** START RECORDS SUPPLIED **

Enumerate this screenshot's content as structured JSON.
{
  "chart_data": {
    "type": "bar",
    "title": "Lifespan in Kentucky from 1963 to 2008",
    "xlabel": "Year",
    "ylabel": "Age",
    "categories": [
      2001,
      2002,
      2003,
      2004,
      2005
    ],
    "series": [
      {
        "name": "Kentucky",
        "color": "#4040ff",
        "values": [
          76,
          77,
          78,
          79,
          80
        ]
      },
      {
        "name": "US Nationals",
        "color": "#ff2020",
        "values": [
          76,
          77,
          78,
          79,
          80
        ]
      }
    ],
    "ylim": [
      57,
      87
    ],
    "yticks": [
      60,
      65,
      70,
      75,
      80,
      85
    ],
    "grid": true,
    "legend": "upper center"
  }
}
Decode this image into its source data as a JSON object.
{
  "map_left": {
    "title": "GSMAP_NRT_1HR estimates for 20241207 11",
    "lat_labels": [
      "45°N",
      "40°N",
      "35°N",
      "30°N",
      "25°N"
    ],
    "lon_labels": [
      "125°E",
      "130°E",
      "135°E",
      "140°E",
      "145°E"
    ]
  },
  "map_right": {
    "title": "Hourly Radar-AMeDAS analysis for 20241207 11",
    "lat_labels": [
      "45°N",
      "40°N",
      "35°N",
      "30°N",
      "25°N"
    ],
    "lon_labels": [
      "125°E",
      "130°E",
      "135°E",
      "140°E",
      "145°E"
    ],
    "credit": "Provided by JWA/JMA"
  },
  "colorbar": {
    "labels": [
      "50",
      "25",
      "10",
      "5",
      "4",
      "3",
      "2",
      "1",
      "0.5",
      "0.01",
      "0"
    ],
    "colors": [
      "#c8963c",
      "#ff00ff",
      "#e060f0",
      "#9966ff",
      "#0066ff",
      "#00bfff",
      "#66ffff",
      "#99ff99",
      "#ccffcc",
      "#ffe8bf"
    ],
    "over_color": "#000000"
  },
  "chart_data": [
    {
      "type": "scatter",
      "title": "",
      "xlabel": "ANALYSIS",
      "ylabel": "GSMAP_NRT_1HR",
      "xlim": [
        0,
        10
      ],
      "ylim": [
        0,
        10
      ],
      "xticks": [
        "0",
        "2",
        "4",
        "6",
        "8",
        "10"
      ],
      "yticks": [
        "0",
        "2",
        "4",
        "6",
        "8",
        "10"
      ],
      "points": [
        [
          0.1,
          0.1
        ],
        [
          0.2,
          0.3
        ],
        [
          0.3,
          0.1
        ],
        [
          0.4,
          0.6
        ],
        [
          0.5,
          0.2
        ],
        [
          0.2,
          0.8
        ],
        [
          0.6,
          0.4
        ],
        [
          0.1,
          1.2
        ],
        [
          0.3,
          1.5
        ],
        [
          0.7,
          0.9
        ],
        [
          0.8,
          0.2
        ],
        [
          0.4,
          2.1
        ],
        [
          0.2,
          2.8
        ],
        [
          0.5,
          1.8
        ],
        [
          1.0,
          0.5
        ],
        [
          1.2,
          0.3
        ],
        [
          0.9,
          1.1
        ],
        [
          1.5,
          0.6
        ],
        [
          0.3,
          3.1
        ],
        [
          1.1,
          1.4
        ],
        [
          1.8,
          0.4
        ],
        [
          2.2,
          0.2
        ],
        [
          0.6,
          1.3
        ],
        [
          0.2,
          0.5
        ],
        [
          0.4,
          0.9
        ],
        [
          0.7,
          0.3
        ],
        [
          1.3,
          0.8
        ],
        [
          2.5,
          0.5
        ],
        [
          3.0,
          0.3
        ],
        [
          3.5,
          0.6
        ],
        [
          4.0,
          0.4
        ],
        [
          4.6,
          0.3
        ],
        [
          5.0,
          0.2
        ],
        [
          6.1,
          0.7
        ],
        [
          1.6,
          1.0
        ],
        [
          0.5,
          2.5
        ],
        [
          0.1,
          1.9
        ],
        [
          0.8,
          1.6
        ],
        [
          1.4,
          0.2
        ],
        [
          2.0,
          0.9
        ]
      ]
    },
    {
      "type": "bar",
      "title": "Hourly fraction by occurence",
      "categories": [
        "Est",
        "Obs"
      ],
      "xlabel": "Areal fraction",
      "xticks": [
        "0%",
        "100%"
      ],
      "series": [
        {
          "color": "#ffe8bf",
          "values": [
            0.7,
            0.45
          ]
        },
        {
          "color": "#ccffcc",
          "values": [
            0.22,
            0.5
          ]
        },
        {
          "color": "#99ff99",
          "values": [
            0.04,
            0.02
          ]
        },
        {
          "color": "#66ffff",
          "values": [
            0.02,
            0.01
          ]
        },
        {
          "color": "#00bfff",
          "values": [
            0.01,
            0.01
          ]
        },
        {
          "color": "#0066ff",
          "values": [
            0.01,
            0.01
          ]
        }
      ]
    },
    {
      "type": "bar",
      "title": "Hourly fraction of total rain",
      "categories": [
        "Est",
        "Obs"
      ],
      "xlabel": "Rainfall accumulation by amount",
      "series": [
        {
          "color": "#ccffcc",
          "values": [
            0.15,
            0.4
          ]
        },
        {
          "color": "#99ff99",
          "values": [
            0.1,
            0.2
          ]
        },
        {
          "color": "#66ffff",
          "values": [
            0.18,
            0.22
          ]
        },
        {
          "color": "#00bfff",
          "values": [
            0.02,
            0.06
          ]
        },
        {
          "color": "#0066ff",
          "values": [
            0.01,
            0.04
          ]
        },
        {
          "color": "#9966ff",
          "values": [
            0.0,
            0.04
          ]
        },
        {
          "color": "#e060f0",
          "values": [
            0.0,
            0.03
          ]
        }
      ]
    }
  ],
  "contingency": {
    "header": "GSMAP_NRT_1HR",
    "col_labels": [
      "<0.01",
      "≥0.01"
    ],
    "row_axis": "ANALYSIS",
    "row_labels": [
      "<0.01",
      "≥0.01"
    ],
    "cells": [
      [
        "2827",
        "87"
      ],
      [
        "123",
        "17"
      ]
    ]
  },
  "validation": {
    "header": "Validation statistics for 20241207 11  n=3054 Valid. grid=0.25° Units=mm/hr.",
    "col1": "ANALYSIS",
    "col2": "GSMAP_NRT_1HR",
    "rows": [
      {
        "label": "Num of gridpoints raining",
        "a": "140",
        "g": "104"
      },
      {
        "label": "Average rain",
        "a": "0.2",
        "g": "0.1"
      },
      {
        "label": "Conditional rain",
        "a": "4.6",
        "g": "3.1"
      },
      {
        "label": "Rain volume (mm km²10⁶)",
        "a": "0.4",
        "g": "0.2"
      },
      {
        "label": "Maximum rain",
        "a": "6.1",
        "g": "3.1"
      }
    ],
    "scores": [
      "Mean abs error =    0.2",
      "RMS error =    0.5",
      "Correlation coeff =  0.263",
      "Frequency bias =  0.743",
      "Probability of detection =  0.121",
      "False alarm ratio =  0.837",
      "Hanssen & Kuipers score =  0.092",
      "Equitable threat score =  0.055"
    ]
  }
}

** END RECORDS SUPPLIED **

#### [AIM]
Repeat the listing above without any change.

#### [WORKED ANSWER]
Enumerate this screenshot's content as structured JSON.
{
  "chart_data": {
    "type": "bar",
    "title": "Lifespan in Kentucky from 1963 to 2008",
    "xlabel": "Year",
    "ylabel": "Age",
    "categories": [
      2001,
      2002,
      2003,
      2004,
      2005
    ],
    "series": [
      {
        "name": "Kentucky",
        "color": "#4040ff",
        "values": [
          76,
          77,
          78,
          79,
          80
        ]
      },
      {
        "name": "US Nationals",
        "color": "#ff2020",
        "values": [
          76,
          77,
          78,
          79,
          80
        ]
      }
    ],
    "ylim": [
      57,
      87
    ],
    "yticks": [
      60,
      65,
      70,
      75,
      80,
      85
    ],
    "grid": true,
    "legend": "upper center"
  }
}
Decode this image into its source data as a JSON object.
{
  "map_left": {
    "title": "GSMAP_NRT_1HR estimates for 20241207 11",
    "lat_labels": [
      "45°N",
      "40°N",
      "35°N",
      "30°N",
      "25°N"
    ],
    "lon_labels": [
      "125°E",
      "130°E",
      "135°E",
      "140°E",
      "145°E"
    ]
  },
  "map_right": {
    "title": "Hourly Radar-AMeDAS analysis for 20241207 11",
    "lat_labels": [
      "45°N",
      "40°N",
      "35°N",
      "30°N",
      "25°N"
    ],
    "lon_labels": [
      "125°E",
      "130°E",
      "135°E",
      "140°E",
      "145°E"
    ],
    "credit": "Provided by JWA/JMA"
  },
  "colorbar": {
    "labels": [
      "50",
      "25",
      "10",
      "5",
      "4",
      "3",
      "2",
      "1",
      "0.5",
      "0.01",
      "0"
    ],
    "colors": [
      "#c8963c",
      "#ff00ff",
      "#e060f0",
      "#9966ff",
      "#0066ff",
      "#00bfff",
      "#66ffff",
      "#99ff99",
      "#ccffcc",
      "#ffe8bf"
    ],
    "over_color": "#000000"
  },
  "chart_data": [
    {
      "type": "scatter",
      "title": "",
      "xlabel": "ANALYSIS",
      "ylabel": "GSMAP_NRT_1HR",
      "xlim": [
        0,
        10
      ],
      "ylim": [
        0,
        10
      ],
      "xticks": [
        "0",
        "2",
        "4",
        "6",
        "8",
        "10"
      ],
      "yticks": [
        "0",
        "2",
        "4",
        "6",
        "8",
        "10"
      ],
      "points": [
        [
          0.1,
          0.1
        ],
        [
          0.2,
          0.3
        ],
        [
          0.3,
          0.1
        ],
        [
          0.4,
          0.6
        ],
        [
          0.5,
          0.2
        ],
        [
          0.2,
          0.8
        ],
        [
          0.6,
          0.4
        ],
        [
          0.1,
          1.2
        ],
        [
          0.3,
          1.5
        ],
        [
          0.7,
          0.9
        ],
        [
          0.8,
          0.2
        ],
        [
          0.4,
          2.1
        ],
        [
          0.2,
          2.8
        ],
        [
          0.5,
          1.8
        ],
        [
          1.0,
          0.5
        ],
        [
          1.2,
          0.3
        ],
        [
          0.9,
          1.1
        ],
        [
          1.5,
          0.6
        ],
        [
          0.3,
          3.1
        ],
        [
          1.1,
          1.4
        ],
        [
          1.8,
          0.4
        ],
        [
          2.2,
          0.2
        ],
        [
          0.6,
          1.3
        ],
        [
          0.2,
          0.5
        ],
        [
          0.4,
          0.9
        ],
        [
          0.7,
          0.3
        ],
        [
          1.3,
          0.8
        ],
        [
          2.5,
          0.5
        ],
        [
          3.0,
          0.3
        ],
        [
          3.5,
          0.6
        ],
        [
          4.0,
          0.4
        ],
        [
          4.6,
          0.3
        ],
        [
          5.0,
          0.2
        ],
        [
          6.1,
          0.7
        ],
        [
          1.6,
          1.0
        ],
        [
          0.5,
          2.5
        ],
        [
          0.1,
          1.9
        ],
        [
          0.8,
          1.6
        ],
        [
          1.4,
          0.2
        ],
        [
          2.0,
          0.9
        ]
      ]
    },
    {
      "type": "bar",
      "title": "Hourly fraction by occurence",
      "categories": [
        "Est",
        "Obs"
      ],
      "xlabel": "Areal fraction",
      "xticks": [
        "0%",
        "100%"
      ],
      "series": [
        {
          "color": "#ffe8bf",
          "values": [
            0.7,
            0.45
          ]
        },
        {
          "color": "#ccffcc",
          "values": [
            0.22,
            0.5
          ]
        },
        {
          "color": "#99ff99",
          "values": [
            0.04,
            0.02
          ]
        },
        {
          "color": "#66ffff",
          "values": [
            0.02,
            0.01
          ]
        },
        {
          "color": "#00bfff",
          "values": [
            0.01,
            0.01
          ]
        },
        {
          "color": "#0066ff",
          "values": [
            0.01,
            0.01
          ]
        }
      ]
    },
    {
      "type": "bar",
      "title": "Hourly fraction of total rain",
      "categories": [
        "Est",
        "Obs"
      ],
      "xlabel": "Rainfall accumulation by amount",
      "series": [
        {
          "color": "#ccffcc",
          "values": [
            0.15,
            0.4
          ]
        },
        {
          "color": "#99ff99",
          "values": [
            0.1,
            0.2
          ]
        },
        {
          "color": "#66ffff",
          "values": [
            0.18,
            0.22
          ]
        },
        {
          "color": "#00bfff",
          "values": [
            0.02,
            0.06
          ]
        },
        {
          "color": "#0066ff",
          "values": [
            0.01,
            0.04
          ]
        },
        {
          "color": "#9966ff",
          "values": [
            0.0,
            0.04
          ]
        },
        {
          "color": "#e060f0",
          "values": [
            0.0,
            0.03
          ]
        }
      ]
    }
  ],
  "contingency": {
    "header": "GSMAP_NRT_1HR",
    "col_labels": [
      "<0.01",
      "≥0.01"
    ],
    "row_axis": "ANALYSIS",
    "row_labels": [
      "<0.01",
      "≥0.01"
    ],
    "cells": [
      [
        "2827",
        "87"
      ],
      [
        "123",
        "17"
      ]
    ]
  },
  "validation": {
    "header": "Validation statistics for 20241207 11  n=3054 Valid. grid=0.25° Units=mm/hr.",
    "col1": "ANALYSIS",
    "col2": "GSMAP_NRT_1HR",
    "rows": [
      {
        "label": "Num of gridpoints raining",
        "a": "140",
        "g": "104"
      },
      {
        "label": "Average rain",
        "a": "0.2",
        "g": "0.1"
      },
      {
        "label": "Conditional rain",
        "a": "4.6",
        "g": "3.1"
      },
      {
        "label": "Rain volume (mm km²10⁶)",
        "a": "0.4",
        "g": "0.2"
      },
      {
        "label": "Maximum rain",
        "a": "6.1",
        "g": "3.1"
      }
    ],
    "scores": [
      "Mean abs error =    0.2",
      "RMS error =    0.5",
      "Correlation coeff =  0.263",
      "Frequency bias =  0.743",
      "Probability of detection =  0.121",
      "False alarm ratio =  0.837",
      "Hanssen & Kuipers score =  0.092",
      "Equitable threat score =  0.055"
    ]
  }
}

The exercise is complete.